--- Begin ---

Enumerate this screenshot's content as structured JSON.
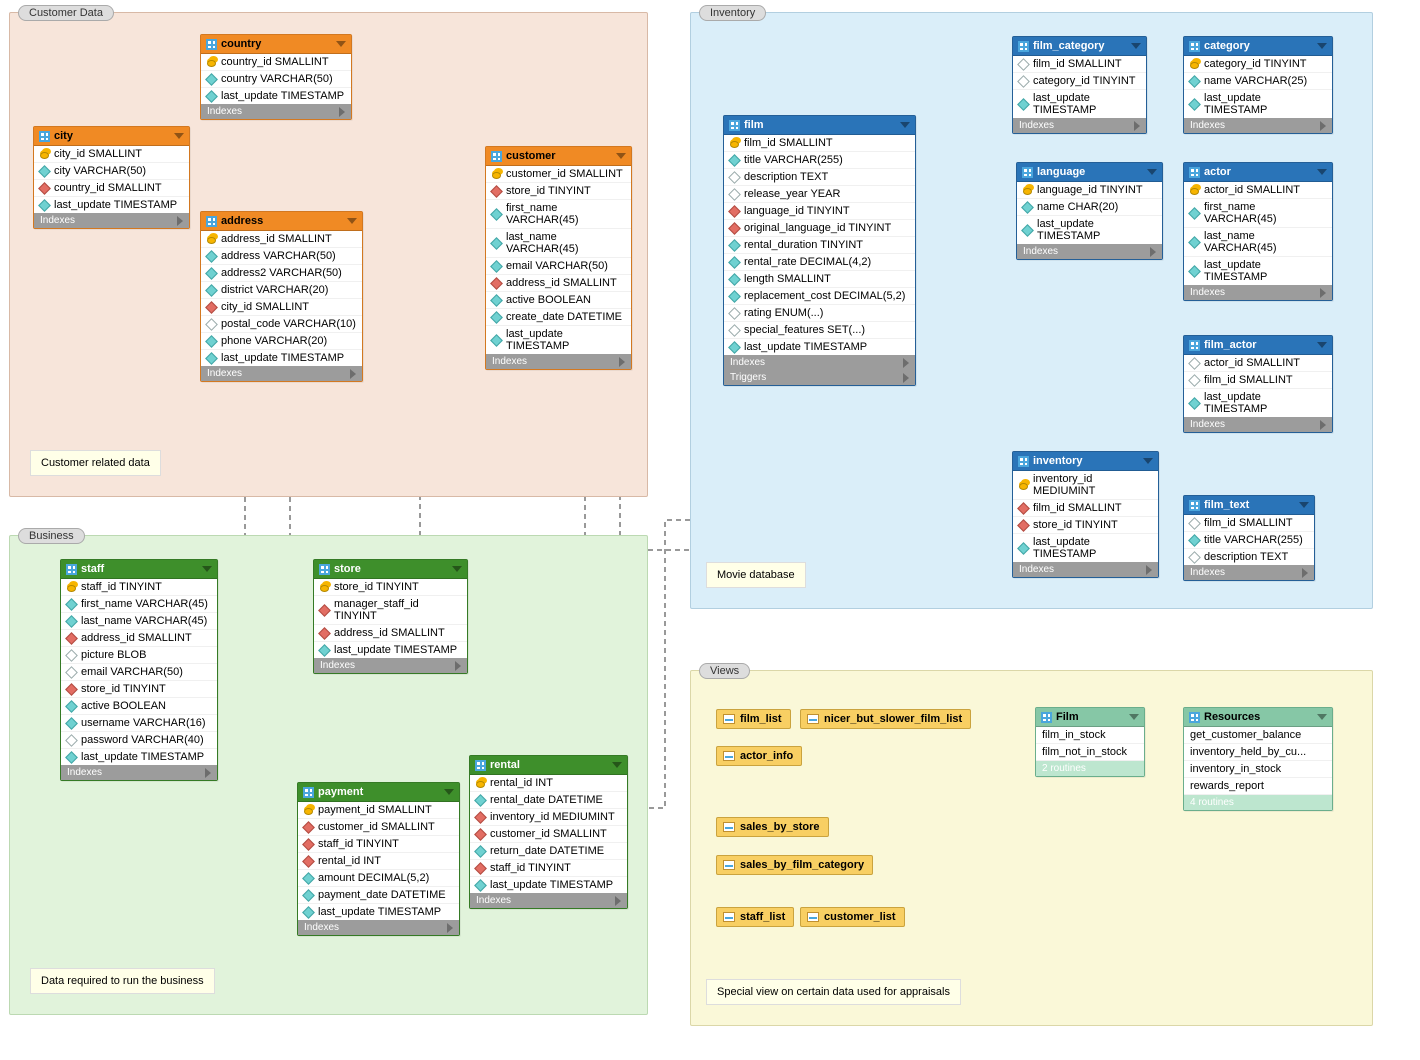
{
  "regions": {
    "customer": {
      "title": "Customer Data",
      "note": "Customer related data"
    },
    "business": {
      "title": "Business",
      "note": "Data required to run the business"
    },
    "inventory": {
      "title": "Inventory",
      "note": "Movie database"
    },
    "views": {
      "title": "Views",
      "note": "Special view on certain data used for appraisals"
    }
  },
  "collapsed_labels": {
    "indexes": "Indexes",
    "triggers": "Triggers"
  },
  "tables": {
    "country": {
      "title": "country",
      "columns": [
        {
          "k": "key",
          "t": "country_id SMALLINT"
        },
        {
          "k": "idx",
          "t": "country VARCHAR(50)"
        },
        {
          "k": "idx",
          "t": "last_update TIMESTAMP"
        }
      ]
    },
    "city": {
      "title": "city",
      "columns": [
        {
          "k": "key",
          "t": "city_id SMALLINT"
        },
        {
          "k": "idx",
          "t": "city VARCHAR(50)"
        },
        {
          "k": "fk",
          "t": "country_id SMALLINT"
        },
        {
          "k": "idx",
          "t": "last_update TIMESTAMP"
        }
      ]
    },
    "address": {
      "title": "address",
      "columns": [
        {
          "k": "key",
          "t": "address_id SMALLINT"
        },
        {
          "k": "idx",
          "t": "address VARCHAR(50)"
        },
        {
          "k": "idx",
          "t": "address2 VARCHAR(50)"
        },
        {
          "k": "idx",
          "t": "district VARCHAR(20)"
        },
        {
          "k": "fk",
          "t": "city_id SMALLINT"
        },
        {
          "k": "plain",
          "t": "postal_code VARCHAR(10)"
        },
        {
          "k": "idx",
          "t": "phone VARCHAR(20)"
        },
        {
          "k": "idx",
          "t": "last_update TIMESTAMP"
        }
      ]
    },
    "customer": {
      "title": "customer",
      "columns": [
        {
          "k": "key",
          "t": "customer_id SMALLINT"
        },
        {
          "k": "fk",
          "t": "store_id TINYINT"
        },
        {
          "k": "idx",
          "t": "first_name VARCHAR(45)"
        },
        {
          "k": "idx",
          "t": "last_name VARCHAR(45)"
        },
        {
          "k": "idx",
          "t": "email VARCHAR(50)"
        },
        {
          "k": "fk",
          "t": "address_id SMALLINT"
        },
        {
          "k": "idx",
          "t": "active BOOLEAN"
        },
        {
          "k": "idx",
          "t": "create_date DATETIME"
        },
        {
          "k": "idx",
          "t": "last_update TIMESTAMP"
        }
      ]
    },
    "staff": {
      "title": "staff",
      "columns": [
        {
          "k": "key",
          "t": "staff_id TINYINT"
        },
        {
          "k": "idx",
          "t": "first_name VARCHAR(45)"
        },
        {
          "k": "idx",
          "t": "last_name VARCHAR(45)"
        },
        {
          "k": "fk",
          "t": "address_id SMALLINT"
        },
        {
          "k": "plain",
          "t": "picture BLOB"
        },
        {
          "k": "plain",
          "t": "email VARCHAR(50)"
        },
        {
          "k": "fk",
          "t": "store_id TINYINT"
        },
        {
          "k": "idx",
          "t": "active BOOLEAN"
        },
        {
          "k": "idx",
          "t": "username VARCHAR(16)"
        },
        {
          "k": "plain",
          "t": "password VARCHAR(40)"
        },
        {
          "k": "idx",
          "t": "last_update TIMESTAMP"
        }
      ]
    },
    "store": {
      "title": "store",
      "columns": [
        {
          "k": "key",
          "t": "store_id TINYINT"
        },
        {
          "k": "fk",
          "t": "manager_staff_id TINYINT"
        },
        {
          "k": "fk",
          "t": "address_id SMALLINT"
        },
        {
          "k": "idx",
          "t": "last_update TIMESTAMP"
        }
      ]
    },
    "payment": {
      "title": "payment",
      "columns": [
        {
          "k": "key",
          "t": "payment_id SMALLINT"
        },
        {
          "k": "fk",
          "t": "customer_id SMALLINT"
        },
        {
          "k": "fk",
          "t": "staff_id TINYINT"
        },
        {
          "k": "fk",
          "t": "rental_id INT"
        },
        {
          "k": "idx",
          "t": "amount DECIMAL(5,2)"
        },
        {
          "k": "idx",
          "t": "payment_date DATETIME"
        },
        {
          "k": "idx",
          "t": "last_update TIMESTAMP"
        }
      ]
    },
    "rental": {
      "title": "rental",
      "columns": [
        {
          "k": "key",
          "t": "rental_id INT"
        },
        {
          "k": "idx",
          "t": "rental_date DATETIME"
        },
        {
          "k": "fk",
          "t": "inventory_id MEDIUMINT"
        },
        {
          "k": "fk",
          "t": "customer_id SMALLINT"
        },
        {
          "k": "idx",
          "t": "return_date DATETIME"
        },
        {
          "k": "fk",
          "t": "staff_id TINYINT"
        },
        {
          "k": "idx",
          "t": "last_update TIMESTAMP"
        }
      ]
    },
    "film": {
      "title": "film",
      "columns": [
        {
          "k": "key",
          "t": "film_id SMALLINT"
        },
        {
          "k": "idx",
          "t": "title VARCHAR(255)"
        },
        {
          "k": "plain",
          "t": "description TEXT"
        },
        {
          "k": "plain",
          "t": "release_year YEAR"
        },
        {
          "k": "fk",
          "t": "language_id TINYINT"
        },
        {
          "k": "fk",
          "t": "original_language_id TINYINT"
        },
        {
          "k": "idx",
          "t": "rental_duration TINYINT"
        },
        {
          "k": "idx",
          "t": "rental_rate DECIMAL(4,2)"
        },
        {
          "k": "idx",
          "t": "length SMALLINT"
        },
        {
          "k": "idx",
          "t": "replacement_cost DECIMAL(5,2)"
        },
        {
          "k": "plain",
          "t": "rating ENUM(...)"
        },
        {
          "k": "plain",
          "t": "special_features SET(...)"
        },
        {
          "k": "idx",
          "t": "last_update TIMESTAMP"
        }
      ]
    },
    "film_category": {
      "title": "film_category",
      "columns": [
        {
          "k": "plain",
          "t": "film_id SMALLINT"
        },
        {
          "k": "plain",
          "t": "category_id TINYINT"
        },
        {
          "k": "idx",
          "t": "last_update TIMESTAMP"
        }
      ]
    },
    "category": {
      "title": "category",
      "columns": [
        {
          "k": "key",
          "t": "category_id TINYINT"
        },
        {
          "k": "idx",
          "t": "name VARCHAR(25)"
        },
        {
          "k": "idx",
          "t": "last_update TIMESTAMP"
        }
      ]
    },
    "language": {
      "title": "language",
      "columns": [
        {
          "k": "key",
          "t": "language_id TINYINT"
        },
        {
          "k": "idx",
          "t": "name CHAR(20)"
        },
        {
          "k": "idx",
          "t": "last_update TIMESTAMP"
        }
      ]
    },
    "actor": {
      "title": "actor",
      "columns": [
        {
          "k": "key",
          "t": "actor_id SMALLINT"
        },
        {
          "k": "idx",
          "t": "first_name VARCHAR(45)"
        },
        {
          "k": "idx",
          "t": "last_name VARCHAR(45)"
        },
        {
          "k": "idx",
          "t": "last_update TIMESTAMP"
        }
      ]
    },
    "film_actor": {
      "title": "film_actor",
      "columns": [
        {
          "k": "plain",
          "t": "actor_id SMALLINT"
        },
        {
          "k": "plain",
          "t": "film_id SMALLINT"
        },
        {
          "k": "idx",
          "t": "last_update TIMESTAMP"
        }
      ]
    },
    "inventory": {
      "title": "inventory",
      "columns": [
        {
          "k": "key",
          "t": "inventory_id MEDIUMINT"
        },
        {
          "k": "fk",
          "t": "film_id SMALLINT"
        },
        {
          "k": "fk",
          "t": "store_id TINYINT"
        },
        {
          "k": "idx",
          "t": "last_update TIMESTAMP"
        }
      ]
    },
    "film_text": {
      "title": "film_text",
      "columns": [
        {
          "k": "plain",
          "t": "film_id SMALLINT"
        },
        {
          "k": "idx",
          "t": "title VARCHAR(255)"
        },
        {
          "k": "plain",
          "t": "description TEXT"
        }
      ]
    }
  },
  "views": {
    "chips": [
      "film_list",
      "nicer_but_slower_film_list",
      "actor_info",
      "sales_by_store",
      "sales_by_film_category",
      "staff_list",
      "customer_list"
    ],
    "film_group": {
      "title": "Film",
      "items": [
        "film_in_stock",
        "film_not_in_stock"
      ],
      "footer": "2 routines"
    },
    "res_group": {
      "title": "Resources",
      "items": [
        "get_customer_balance",
        "inventory_held_by_cu...",
        "inventory_in_stock",
        "rewards_report"
      ],
      "footer": "4 routines"
    }
  }
}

--- End ---

→ **Problem statement**
Search the records above for "DATETIME". Copy each line where it is found.

→ **Result below**
          "t": "create_date DATETIME"
          "t": "payment_date DATETIME"
          "t": "rental_date DATETIME"
          "t": "return_date DATETIME"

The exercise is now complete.